Request: What you return should match every record exactly, with the images removed.
## START Source records
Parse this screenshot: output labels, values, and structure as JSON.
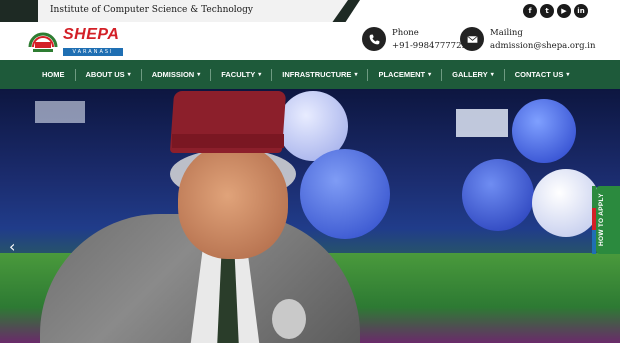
{
  "topbar": {
    "institute": "Institute of Computer Science & Technology",
    "social": [
      {
        "icon": "facebook-icon",
        "glyph": "f"
      },
      {
        "icon": "twitter-icon",
        "glyph": "t"
      },
      {
        "icon": "youtube-icon",
        "glyph": "▶"
      },
      {
        "icon": "linkedin-icon",
        "glyph": "in"
      }
    ]
  },
  "header": {
    "logo": {
      "word": "SHEPA",
      "city": "VARANASI"
    },
    "phone": {
      "title": "Phone",
      "value": "+91-9984777729"
    },
    "mail": {
      "title": "Mailing",
      "value": "admission@shepa.org.in"
    }
  },
  "nav": {
    "items": [
      {
        "label": "HOME",
        "dropdown": false
      },
      {
        "label": "ABOUT US",
        "dropdown": true
      },
      {
        "label": "ADMISSION",
        "dropdown": true
      },
      {
        "label": "FACULTY",
        "dropdown": true
      },
      {
        "label": "INFRASTRUCTURE",
        "dropdown": true
      },
      {
        "label": "PLACEMENT",
        "dropdown": true
      },
      {
        "label": "GALLERY",
        "dropdown": true
      },
      {
        "label": "CONTACT US",
        "dropdown": true
      }
    ]
  },
  "hero": {
    "prev_glyph": "‹",
    "how_to_apply": "HOW TO APPLY"
  },
  "colors": {
    "nav_bg": "#1e5a3a",
    "brand_red": "#d32027",
    "apply_green": "#2b8a3e"
  }
}
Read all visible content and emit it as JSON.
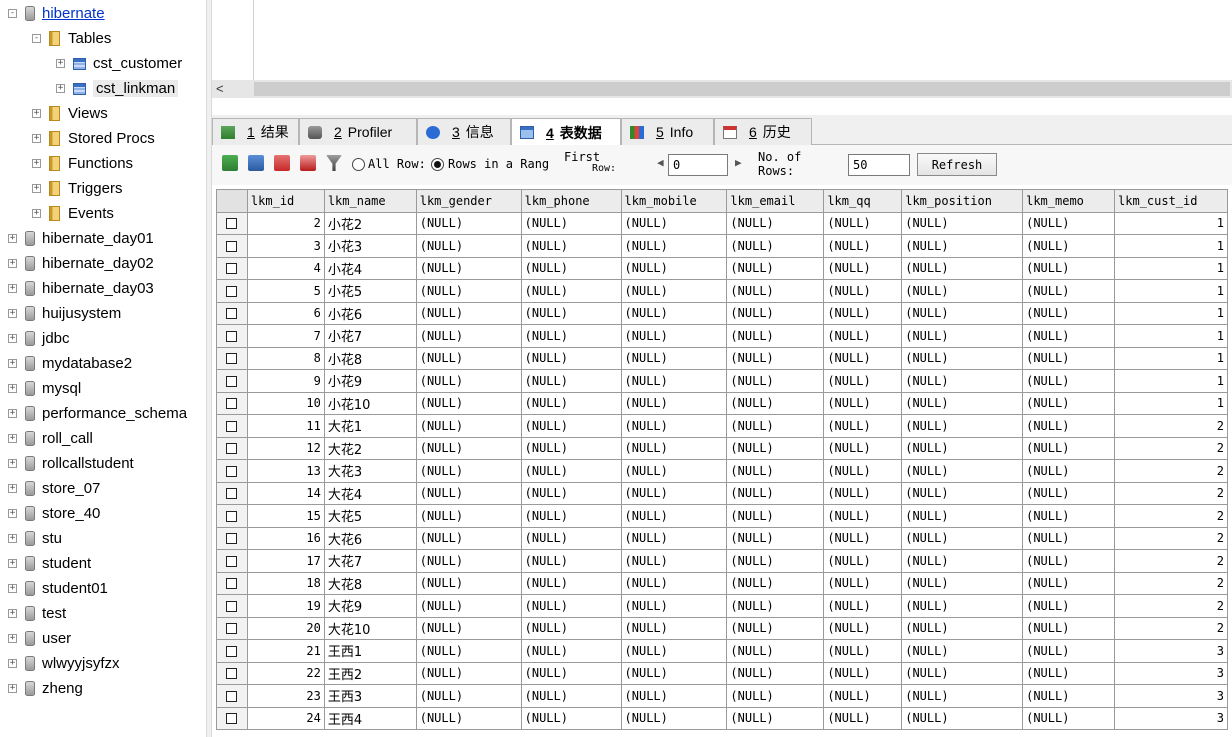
{
  "tree": {
    "active_db": "hibernate",
    "folders": [
      "Tables",
      "Views",
      "Stored Procs",
      "Functions",
      "Triggers",
      "Events"
    ],
    "tables": [
      "cst_customer",
      "cst_linkman"
    ],
    "databases": [
      "hibernate_day01",
      "hibernate_day02",
      "hibernate_day03",
      "huijusystem",
      "jdbc",
      "mydatabase2",
      "mysql",
      "performance_schema",
      "roll_call",
      "rollcallstudent",
      "store_07",
      "store_40",
      "stu",
      "student",
      "student01",
      "test",
      "user",
      "wlwyyjsyfzx",
      "zheng"
    ]
  },
  "editor": {
    "scroll_left_arrow": "<"
  },
  "tabs": [
    {
      "num": "1",
      "label": "结果"
    },
    {
      "num": "2",
      "label": "Profiler"
    },
    {
      "num": "3",
      "label": "信息"
    },
    {
      "num": "4",
      "label": "表数据"
    },
    {
      "num": "5",
      "label": "Info"
    },
    {
      "num": "6",
      "label": "历史"
    }
  ],
  "toolbar": {
    "all_rows": "All Row:",
    "rows_range": "Rows in a Rang",
    "first_row_1": "First",
    "first_row_2": "Row:",
    "first_row_value": "0",
    "no_rows_1": "No. of",
    "no_rows_2": "Rows:",
    "no_rows_value": "50",
    "refresh": "Refresh"
  },
  "grid": {
    "columns": [
      "lkm_id",
      "lkm_name",
      "lkm_gender",
      "lkm_phone",
      "lkm_mobile",
      "lkm_email",
      "lkm_qq",
      "lkm_position",
      "lkm_memo",
      "lkm_cust_id"
    ],
    "null_text": "(NULL)",
    "rows": [
      {
        "id": "2",
        "name": "小花2",
        "cust": "1"
      },
      {
        "id": "3",
        "name": "小花3",
        "cust": "1"
      },
      {
        "id": "4",
        "name": "小花4",
        "cust": "1"
      },
      {
        "id": "5",
        "name": "小花5",
        "cust": "1"
      },
      {
        "id": "6",
        "name": "小花6",
        "cust": "1"
      },
      {
        "id": "7",
        "name": "小花7",
        "cust": "1"
      },
      {
        "id": "8",
        "name": "小花8",
        "cust": "1"
      },
      {
        "id": "9",
        "name": "小花9",
        "cust": "1"
      },
      {
        "id": "10",
        "name": "小花10",
        "cust": "1"
      },
      {
        "id": "11",
        "name": "大花1",
        "cust": "2"
      },
      {
        "id": "12",
        "name": "大花2",
        "cust": "2"
      },
      {
        "id": "13",
        "name": "大花3",
        "cust": "2"
      },
      {
        "id": "14",
        "name": "大花4",
        "cust": "2"
      },
      {
        "id": "15",
        "name": "大花5",
        "cust": "2"
      },
      {
        "id": "16",
        "name": "大花6",
        "cust": "2"
      },
      {
        "id": "17",
        "name": "大花7",
        "cust": "2"
      },
      {
        "id": "18",
        "name": "大花8",
        "cust": "2"
      },
      {
        "id": "19",
        "name": "大花9",
        "cust": "2"
      },
      {
        "id": "20",
        "name": "大花10",
        "cust": "2"
      },
      {
        "id": "21",
        "name": "王西1",
        "cust": "3"
      },
      {
        "id": "22",
        "name": "王西2",
        "cust": "3"
      },
      {
        "id": "23",
        "name": "王西3",
        "cust": "3"
      },
      {
        "id": "24",
        "name": "王西4",
        "cust": "3"
      }
    ]
  }
}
## END Source records
Answer:
Parse this screenshot: output labels, values, and structure as JSON.
{
  "topbar": {
    "institute": "Institute of Computer Science & Technology",
    "social": [
      {
        "icon": "facebook-icon",
        "glyph": "f"
      },
      {
        "icon": "twitter-icon",
        "glyph": "t"
      },
      {
        "icon": "youtube-icon",
        "glyph": "▶"
      },
      {
        "icon": "linkedin-icon",
        "glyph": "in"
      }
    ]
  },
  "header": {
    "logo": {
      "word": "SHEPA",
      "city": "VARANASI"
    },
    "phone": {
      "title": "Phone",
      "value": "+91-9984777729"
    },
    "mail": {
      "title": "Mailing",
      "value": "admission@shepa.org.in"
    }
  },
  "nav": {
    "items": [
      {
        "label": "HOME",
        "dropdown": false
      },
      {
        "label": "ABOUT US",
        "dropdown": true
      },
      {
        "label": "ADMISSION",
        "dropdown": true
      },
      {
        "label": "FACULTY",
        "dropdown": true
      },
      {
        "label": "INFRASTRUCTURE",
        "dropdown": true
      },
      {
        "label": "PLACEMENT",
        "dropdown": true
      },
      {
        "label": "GALLERY",
        "dropdown": true
      },
      {
        "label": "CONTACT US",
        "dropdown": true
      }
    ]
  },
  "hero": {
    "prev_glyph": "‹",
    "how_to_apply": "HOW TO APPLY"
  },
  "colors": {
    "nav_bg": "#1e5a3a",
    "brand_red": "#d32027",
    "apply_green": "#2b8a3e"
  }
}
Read all visible content and emit it as JSON.
{
  "tree": {
    "active_db": "hibernate",
    "folders": [
      "Tables",
      "Views",
      "Stored Procs",
      "Functions",
      "Triggers",
      "Events"
    ],
    "tables": [
      "cst_customer",
      "cst_linkman"
    ],
    "databases": [
      "hibernate_day01",
      "hibernate_day02",
      "hibernate_day03",
      "huijusystem",
      "jdbc",
      "mydatabase2",
      "mysql",
      "performance_schema",
      "roll_call",
      "rollcallstudent",
      "store_07",
      "store_40",
      "stu",
      "student",
      "student01",
      "test",
      "user",
      "wlwyyjsyfzx",
      "zheng"
    ]
  },
  "editor": {
    "scroll_left_arrow": "<"
  },
  "tabs": [
    {
      "num": "1",
      "label": "结果"
    },
    {
      "num": "2",
      "label": "Profiler"
    },
    {
      "num": "3",
      "label": "信息"
    },
    {
      "num": "4",
      "label": "表数据"
    },
    {
      "num": "5",
      "label": "Info"
    },
    {
      "num": "6",
      "label": "历史"
    }
  ],
  "toolbar": {
    "all_rows": "All Row:",
    "rows_range": "Rows in a Rang",
    "first_row_1": "First",
    "first_row_2": "Row:",
    "first_row_value": "0",
    "no_rows_1": "No. of",
    "no_rows_2": "Rows:",
    "no_rows_value": "50",
    "refresh": "Refresh"
  },
  "grid": {
    "columns": [
      "lkm_id",
      "lkm_name",
      "lkm_gender",
      "lkm_phone",
      "lkm_mobile",
      "lkm_email",
      "lkm_qq",
      "lkm_position",
      "lkm_memo",
      "lkm_cust_id"
    ],
    "null_text": "(NULL)",
    "rows": [
      {
        "id": "2",
        "name": "小花2",
        "cust": "1"
      },
      {
        "id": "3",
        "name": "小花3",
        "cust": "1"
      },
      {
        "id": "4",
        "name": "小花4",
        "cust": "1"
      },
      {
        "id": "5",
        "name": "小花5",
        "cust": "1"
      },
      {
        "id": "6",
        "name": "小花6",
        "cust": "1"
      },
      {
        "id": "7",
        "name": "小花7",
        "cust": "1"
      },
      {
        "id": "8",
        "name": "小花8",
        "cust": "1"
      },
      {
        "id": "9",
        "name": "小花9",
        "cust": "1"
      },
      {
        "id": "10",
        "name": "小花10",
        "cust": "1"
      },
      {
        "id": "11",
        "name": "大花1",
        "cust": "2"
      },
      {
        "id": "12",
        "name": "大花2",
        "cust": "2"
      },
      {
        "id": "13",
        "name": "大花3",
        "cust": "2"
      },
      {
        "id": "14",
        "name": "大花4",
        "cust": "2"
      },
      {
        "id": "15",
        "name": "大花5",
        "cust": "2"
      },
      {
        "id": "16",
        "name": "大花6",
        "cust": "2"
      },
      {
        "id": "17",
        "name": "大花7",
        "cust": "2"
      },
      {
        "id": "18",
        "name": "大花8",
        "cust": "2"
      },
      {
        "id": "19",
        "name": "大花9",
        "cust": "2"
      },
      {
        "id": "20",
        "name": "大花10",
        "cust": "2"
      },
      {
        "id": "21",
        "name": "王西1",
        "cust": "3"
      },
      {
        "id": "22",
        "name": "王西2",
        "cust": "3"
      },
      {
        "id": "23",
        "name": "王西3",
        "cust": "3"
      },
      {
        "id": "24",
        "name": "王西4",
        "cust": "3"
      }
    ]
  }
}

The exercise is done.